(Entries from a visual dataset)

________________________

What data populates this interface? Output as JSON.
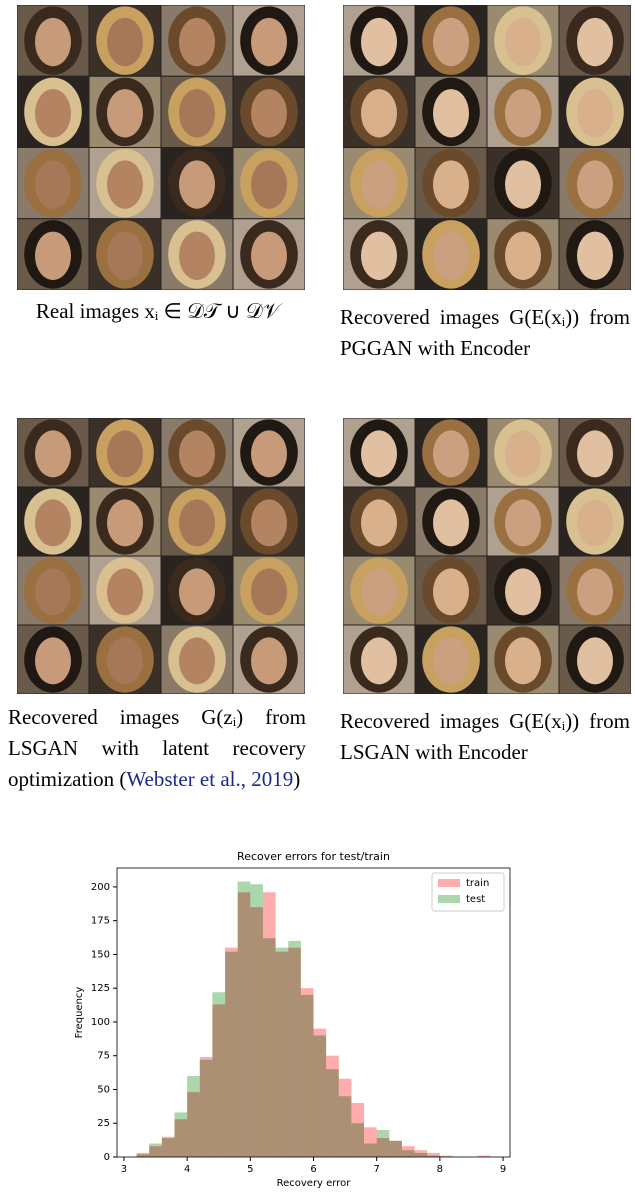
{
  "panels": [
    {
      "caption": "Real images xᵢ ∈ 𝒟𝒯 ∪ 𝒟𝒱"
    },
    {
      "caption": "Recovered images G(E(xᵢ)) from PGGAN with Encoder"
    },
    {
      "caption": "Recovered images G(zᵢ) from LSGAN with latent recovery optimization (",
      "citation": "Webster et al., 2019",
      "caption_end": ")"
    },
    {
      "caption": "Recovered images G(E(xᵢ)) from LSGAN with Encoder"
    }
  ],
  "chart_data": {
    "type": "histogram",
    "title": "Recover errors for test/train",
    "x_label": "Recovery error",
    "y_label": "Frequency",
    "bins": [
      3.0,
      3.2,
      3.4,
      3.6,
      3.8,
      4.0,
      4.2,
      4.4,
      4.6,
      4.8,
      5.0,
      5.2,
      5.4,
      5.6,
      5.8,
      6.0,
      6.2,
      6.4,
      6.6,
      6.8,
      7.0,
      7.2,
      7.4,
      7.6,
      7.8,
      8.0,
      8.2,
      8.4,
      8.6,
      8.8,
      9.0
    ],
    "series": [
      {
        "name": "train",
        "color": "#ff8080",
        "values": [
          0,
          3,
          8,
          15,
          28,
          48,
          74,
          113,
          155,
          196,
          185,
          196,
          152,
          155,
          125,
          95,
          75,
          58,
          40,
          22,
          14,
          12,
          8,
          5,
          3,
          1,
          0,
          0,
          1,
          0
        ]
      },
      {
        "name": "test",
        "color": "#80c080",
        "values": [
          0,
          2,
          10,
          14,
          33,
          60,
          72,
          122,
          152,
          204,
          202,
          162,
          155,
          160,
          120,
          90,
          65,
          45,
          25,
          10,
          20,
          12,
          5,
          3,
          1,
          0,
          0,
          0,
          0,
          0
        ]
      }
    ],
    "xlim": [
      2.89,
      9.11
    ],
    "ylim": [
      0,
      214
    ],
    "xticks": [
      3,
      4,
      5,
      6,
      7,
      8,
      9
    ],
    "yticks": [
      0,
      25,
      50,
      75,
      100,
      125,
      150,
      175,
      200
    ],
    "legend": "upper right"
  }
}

________________________

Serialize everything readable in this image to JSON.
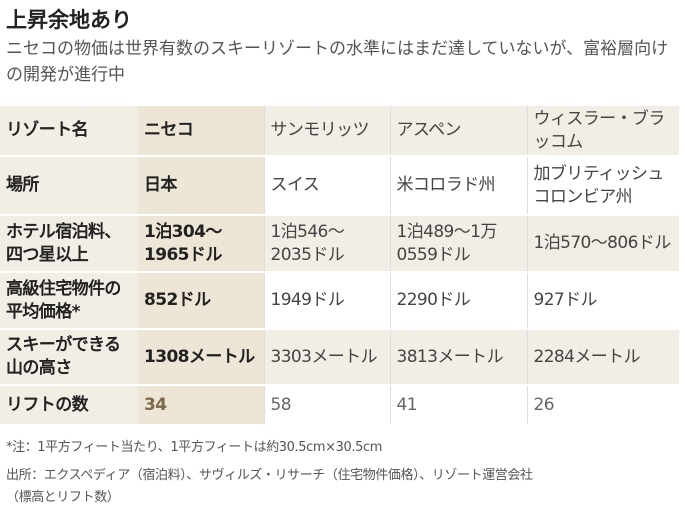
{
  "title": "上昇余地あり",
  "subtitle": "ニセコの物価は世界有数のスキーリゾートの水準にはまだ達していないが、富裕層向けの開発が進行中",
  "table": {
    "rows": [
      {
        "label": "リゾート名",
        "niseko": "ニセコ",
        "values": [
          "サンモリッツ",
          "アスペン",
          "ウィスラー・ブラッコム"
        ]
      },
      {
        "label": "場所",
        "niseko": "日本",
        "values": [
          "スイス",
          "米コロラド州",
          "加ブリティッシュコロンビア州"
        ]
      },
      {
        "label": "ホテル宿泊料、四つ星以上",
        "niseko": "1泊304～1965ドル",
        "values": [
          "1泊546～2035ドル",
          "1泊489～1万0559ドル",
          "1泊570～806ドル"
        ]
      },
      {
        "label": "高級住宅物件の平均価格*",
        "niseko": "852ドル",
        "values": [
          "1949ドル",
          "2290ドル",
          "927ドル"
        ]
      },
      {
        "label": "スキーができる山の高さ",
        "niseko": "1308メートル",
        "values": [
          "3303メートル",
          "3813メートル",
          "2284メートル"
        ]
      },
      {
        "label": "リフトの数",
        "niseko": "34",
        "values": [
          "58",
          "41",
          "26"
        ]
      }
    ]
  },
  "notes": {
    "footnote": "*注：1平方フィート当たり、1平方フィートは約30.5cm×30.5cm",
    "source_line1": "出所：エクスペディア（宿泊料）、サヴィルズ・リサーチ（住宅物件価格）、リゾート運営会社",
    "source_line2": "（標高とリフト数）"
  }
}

________________________

▸ STATED GOAL
Find every line in the records above that holds the word "train", and copy each one.

▸ ANSWER TO THE PROBLEM
    "title": "Recover errors for test/train",
        "name": "train",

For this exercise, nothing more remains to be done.